Structured figure records:
○ ○ ○ ○ ○ ○ ○

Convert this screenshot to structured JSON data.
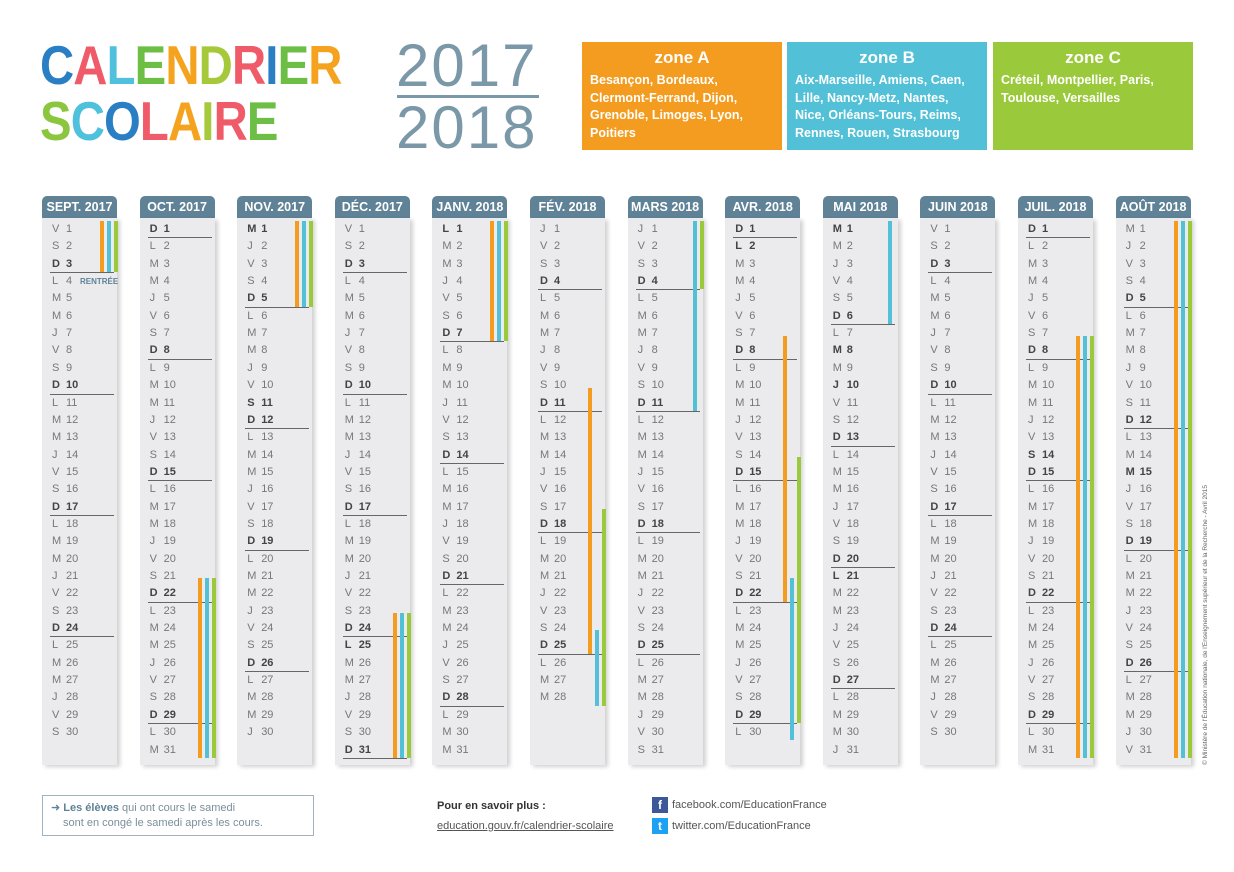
{
  "title": {
    "line1": "CALENDRIER",
    "line2": "SCOLAIRE",
    "line1_colors": [
      "#2a7fc4",
      "#ef5b68",
      "#4fc1dc",
      "#6cbf44",
      "#f5a31f",
      "#a5c93b",
      "#ef5b68",
      "#2a7fc4",
      "#6cbf44",
      "#f5a31f"
    ],
    "line2_colors": [
      "#8cc63e",
      "#4fc1dc",
      "#2a7fc4",
      "#ef5b68",
      "#f5a31f",
      "#a5c93b",
      "#ef5b68",
      "#6cbf44"
    ],
    "year1": "2017",
    "year2": "2018"
  },
  "zones": [
    {
      "name": "zone A",
      "cities": "Besançon, Bordeaux, Clermont-Ferrand, Dijon, Grenoble, Limoges, Lyon, Poitiers",
      "color": "#f39c1f"
    },
    {
      "name": "zone B",
      "cities": "Aix-Marseille, Amiens, Caen, Lille, Nancy-Metz, Nantes, Nice, Orléans-Tours, Reims, Rennes, Rouen, Strasbourg",
      "color": "#52c0d6"
    },
    {
      "name": "zone C",
      "cities": "Créteil, Montpellier, Paris, Toulouse, Versailles",
      "color": "#9bc93c"
    }
  ],
  "weekdays": [
    "L",
    "M",
    "M",
    "J",
    "V",
    "S",
    "D"
  ],
  "rentree_label": "RENTRÉE",
  "months": [
    {
      "label": "SEPT. 2017",
      "start": 4,
      "days": 30,
      "holidays": [],
      "rentree": 4,
      "vacations": [
        {
          "zone": "A",
          "from": 1,
          "to": 3
        },
        {
          "zone": "B",
          "from": 1,
          "to": 3
        },
        {
          "zone": "C",
          "from": 1,
          "to": 3
        }
      ]
    },
    {
      "label": "OCT. 2017",
      "start": 6,
      "days": 31,
      "holidays": [],
      "vacations": [
        {
          "zone": "A",
          "from": 21,
          "to": 31
        },
        {
          "zone": "B",
          "from": 21,
          "to": 31
        },
        {
          "zone": "C",
          "from": 21,
          "to": 31
        }
      ]
    },
    {
      "label": "NOV. 2017",
      "start": 2,
      "days": 30,
      "holidays": [
        1,
        11
      ],
      "vacations": [
        {
          "zone": "A",
          "from": 1,
          "to": 5
        },
        {
          "zone": "B",
          "from": 1,
          "to": 5
        },
        {
          "zone": "C",
          "from": 1,
          "to": 5
        }
      ]
    },
    {
      "label": "DÉC. 2017",
      "start": 4,
      "days": 31,
      "holidays": [
        25
      ],
      "vacations": [
        {
          "zone": "A",
          "from": 23,
          "to": 31
        },
        {
          "zone": "B",
          "from": 23,
          "to": 31
        },
        {
          "zone": "C",
          "from": 23,
          "to": 31
        }
      ]
    },
    {
      "label": "JANV. 2018",
      "start": 0,
      "days": 31,
      "holidays": [
        1
      ],
      "vacations": [
        {
          "zone": "A",
          "from": 1,
          "to": 7
        },
        {
          "zone": "B",
          "from": 1,
          "to": 7
        },
        {
          "zone": "C",
          "from": 1,
          "to": 7
        }
      ]
    },
    {
      "label": "FÉV. 2018",
      "start": 3,
      "days": 28,
      "holidays": [],
      "vacations": [
        {
          "zone": "A",
          "from": 10,
          "to": 25
        },
        {
          "zone": "B",
          "from": 24,
          "to": 28
        },
        {
          "zone": "C",
          "from": 17,
          "to": 28
        }
      ]
    },
    {
      "label": "MARS 2018",
      "start": 3,
      "days": 31,
      "holidays": [],
      "vacations": [
        {
          "zone": "B",
          "from": 1,
          "to": 11
        },
        {
          "zone": "C",
          "from": 1,
          "to": 4
        }
      ]
    },
    {
      "label": "AVR. 2018",
      "start": 6,
      "days": 30,
      "holidays": [
        2
      ],
      "vacations": [
        {
          "zone": "A",
          "from": 7,
          "to": 22
        },
        {
          "zone": "B",
          "from": 21,
          "to": 30
        },
        {
          "zone": "C",
          "from": 14,
          "to": 29
        }
      ]
    },
    {
      "label": "MAI 2018",
      "start": 1,
      "days": 31,
      "holidays": [
        1,
        8,
        10,
        21
      ],
      "vacations": [
        {
          "zone": "B",
          "from": 1,
          "to": 6
        }
      ]
    },
    {
      "label": "JUIN 2018",
      "start": 4,
      "days": 30,
      "holidays": [],
      "vacations": []
    },
    {
      "label": "JUIL. 2018",
      "start": 6,
      "days": 31,
      "holidays": [
        14
      ],
      "vacations": [
        {
          "zone": "A",
          "from": 7,
          "to": 31
        },
        {
          "zone": "B",
          "from": 7,
          "to": 31
        },
        {
          "zone": "C",
          "from": 7,
          "to": 31
        }
      ]
    },
    {
      "label": "AOÛT 2018",
      "start": 2,
      "days": 31,
      "holidays": [
        15
      ],
      "vacations": [
        {
          "zone": "A",
          "from": 1,
          "to": 31
        },
        {
          "zone": "B",
          "from": 1,
          "to": 31
        },
        {
          "zone": "C",
          "from": 1,
          "to": 31
        }
      ]
    }
  ],
  "footer": {
    "note_arrow": "➜",
    "note_bold": "Les élèves",
    "note_rest": " qui ont cours le samedi",
    "note_line2": "sont en congé le samedi après les cours.",
    "more_label": "Pour en savoir plus :",
    "link": "education.gouv.fr/calendrier-scolaire",
    "facebook": "facebook.com/EducationFrance",
    "twitter": "twitter.com/EducationFrance",
    "copyright": "© Ministère de l'Éducation nationale, de l'Enseignement supérieur et de la Recherche - Avril 2015"
  }
}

○ ○ ○ ○ ○ ○ ○

◆ Your task ◆
Write out all the entries again, word for word, and print no images.

◆ Task output ◆
Convert this screenshot to structured JSON data.
{
  "title": {
    "line1": "CALENDRIER",
    "line2": "SCOLAIRE",
    "line1_colors": [
      "#2a7fc4",
      "#ef5b68",
      "#4fc1dc",
      "#6cbf44",
      "#f5a31f",
      "#a5c93b",
      "#ef5b68",
      "#2a7fc4",
      "#6cbf44",
      "#f5a31f"
    ],
    "line2_colors": [
      "#8cc63e",
      "#4fc1dc",
      "#2a7fc4",
      "#ef5b68",
      "#f5a31f",
      "#a5c93b",
      "#ef5b68",
      "#6cbf44"
    ],
    "year1": "2017",
    "year2": "2018"
  },
  "zones": [
    {
      "name": "zone A",
      "cities": "Besançon, Bordeaux, Clermont-Ferrand, Dijon, Grenoble, Limoges, Lyon, Poitiers",
      "color": "#f39c1f"
    },
    {
      "name": "zone B",
      "cities": "Aix-Marseille, Amiens, Caen, Lille, Nancy-Metz, Nantes, Nice, Orléans-Tours, Reims, Rennes, Rouen, Strasbourg",
      "color": "#52c0d6"
    },
    {
      "name": "zone C",
      "cities": "Créteil, Montpellier, Paris, Toulouse, Versailles",
      "color": "#9bc93c"
    }
  ],
  "weekdays": [
    "L",
    "M",
    "M",
    "J",
    "V",
    "S",
    "D"
  ],
  "rentree_label": "RENTRÉE",
  "months": [
    {
      "label": "SEPT. 2017",
      "start": 4,
      "days": 30,
      "holidays": [],
      "rentree": 4,
      "vacations": [
        {
          "zone": "A",
          "from": 1,
          "to": 3
        },
        {
          "zone": "B",
          "from": 1,
          "to": 3
        },
        {
          "zone": "C",
          "from": 1,
          "to": 3
        }
      ]
    },
    {
      "label": "OCT. 2017",
      "start": 6,
      "days": 31,
      "holidays": [],
      "vacations": [
        {
          "zone": "A",
          "from": 21,
          "to": 31
        },
        {
          "zone": "B",
          "from": 21,
          "to": 31
        },
        {
          "zone": "C",
          "from": 21,
          "to": 31
        }
      ]
    },
    {
      "label": "NOV. 2017",
      "start": 2,
      "days": 30,
      "holidays": [
        1,
        11
      ],
      "vacations": [
        {
          "zone": "A",
          "from": 1,
          "to": 5
        },
        {
          "zone": "B",
          "from": 1,
          "to": 5
        },
        {
          "zone": "C",
          "from": 1,
          "to": 5
        }
      ]
    },
    {
      "label": "DÉC. 2017",
      "start": 4,
      "days": 31,
      "holidays": [
        25
      ],
      "vacations": [
        {
          "zone": "A",
          "from": 23,
          "to": 31
        },
        {
          "zone": "B",
          "from": 23,
          "to": 31
        },
        {
          "zone": "C",
          "from": 23,
          "to": 31
        }
      ]
    },
    {
      "label": "JANV. 2018",
      "start": 0,
      "days": 31,
      "holidays": [
        1
      ],
      "vacations": [
        {
          "zone": "A",
          "from": 1,
          "to": 7
        },
        {
          "zone": "B",
          "from": 1,
          "to": 7
        },
        {
          "zone": "C",
          "from": 1,
          "to": 7
        }
      ]
    },
    {
      "label": "FÉV. 2018",
      "start": 3,
      "days": 28,
      "holidays": [],
      "vacations": [
        {
          "zone": "A",
          "from": 10,
          "to": 25
        },
        {
          "zone": "B",
          "from": 24,
          "to": 28
        },
        {
          "zone": "C",
          "from": 17,
          "to": 28
        }
      ]
    },
    {
      "label": "MARS 2018",
      "start": 3,
      "days": 31,
      "holidays": [],
      "vacations": [
        {
          "zone": "B",
          "from": 1,
          "to": 11
        },
        {
          "zone": "C",
          "from": 1,
          "to": 4
        }
      ]
    },
    {
      "label": "AVR. 2018",
      "start": 6,
      "days": 30,
      "holidays": [
        2
      ],
      "vacations": [
        {
          "zone": "A",
          "from": 7,
          "to": 22
        },
        {
          "zone": "B",
          "from": 21,
          "to": 30
        },
        {
          "zone": "C",
          "from": 14,
          "to": 29
        }
      ]
    },
    {
      "label": "MAI 2018",
      "start": 1,
      "days": 31,
      "holidays": [
        1,
        8,
        10,
        21
      ],
      "vacations": [
        {
          "zone": "B",
          "from": 1,
          "to": 6
        }
      ]
    },
    {
      "label": "JUIN 2018",
      "start": 4,
      "days": 30,
      "holidays": [],
      "vacations": []
    },
    {
      "label": "JUIL. 2018",
      "start": 6,
      "days": 31,
      "holidays": [
        14
      ],
      "vacations": [
        {
          "zone": "A",
          "from": 7,
          "to": 31
        },
        {
          "zone": "B",
          "from": 7,
          "to": 31
        },
        {
          "zone": "C",
          "from": 7,
          "to": 31
        }
      ]
    },
    {
      "label": "AOÛT 2018",
      "start": 2,
      "days": 31,
      "holidays": [
        15
      ],
      "vacations": [
        {
          "zone": "A",
          "from": 1,
          "to": 31
        },
        {
          "zone": "B",
          "from": 1,
          "to": 31
        },
        {
          "zone": "C",
          "from": 1,
          "to": 31
        }
      ]
    }
  ],
  "footer": {
    "note_arrow": "➜",
    "note_bold": "Les élèves",
    "note_rest": " qui ont cours le samedi",
    "note_line2": "sont en congé le samedi après les cours.",
    "more_label": "Pour en savoir plus :",
    "link": "education.gouv.fr/calendrier-scolaire",
    "facebook": "facebook.com/EducationFrance",
    "twitter": "twitter.com/EducationFrance",
    "copyright": "© Ministère de l'Éducation nationale, de l'Enseignement supérieur et de la Recherche - Avril 2015"
  }
}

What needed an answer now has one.